▶ [Problem description]: In the listing below, locate the lines that hold "Wiceminister" and copy them.

+++ Material shown

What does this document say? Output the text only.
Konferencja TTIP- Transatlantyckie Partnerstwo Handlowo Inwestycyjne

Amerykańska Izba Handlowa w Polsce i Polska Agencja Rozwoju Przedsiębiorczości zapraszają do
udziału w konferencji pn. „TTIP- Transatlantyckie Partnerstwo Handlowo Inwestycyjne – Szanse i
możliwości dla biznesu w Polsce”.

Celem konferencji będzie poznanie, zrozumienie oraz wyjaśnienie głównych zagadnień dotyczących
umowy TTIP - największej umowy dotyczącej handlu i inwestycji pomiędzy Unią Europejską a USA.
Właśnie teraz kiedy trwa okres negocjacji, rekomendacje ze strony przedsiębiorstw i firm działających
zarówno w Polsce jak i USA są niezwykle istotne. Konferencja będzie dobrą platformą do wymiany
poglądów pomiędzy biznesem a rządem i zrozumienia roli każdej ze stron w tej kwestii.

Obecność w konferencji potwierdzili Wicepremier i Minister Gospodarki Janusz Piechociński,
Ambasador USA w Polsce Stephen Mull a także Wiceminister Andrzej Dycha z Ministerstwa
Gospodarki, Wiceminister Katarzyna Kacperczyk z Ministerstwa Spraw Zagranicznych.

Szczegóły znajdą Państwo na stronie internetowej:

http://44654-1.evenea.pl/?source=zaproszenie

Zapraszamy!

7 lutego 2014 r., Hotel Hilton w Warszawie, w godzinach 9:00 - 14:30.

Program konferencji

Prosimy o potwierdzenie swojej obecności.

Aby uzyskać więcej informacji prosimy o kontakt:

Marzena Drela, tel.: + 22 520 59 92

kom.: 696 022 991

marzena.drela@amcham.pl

++++++

▶ [Correct response]:
Ambasador USA w Polsce Stephen Mull a także Wiceminister Andrzej Dycha z Ministerstwa
Gospodarki, Wiceminister Katarzyna Kacperczyk z Ministerstwa Spraw Zagranicznych.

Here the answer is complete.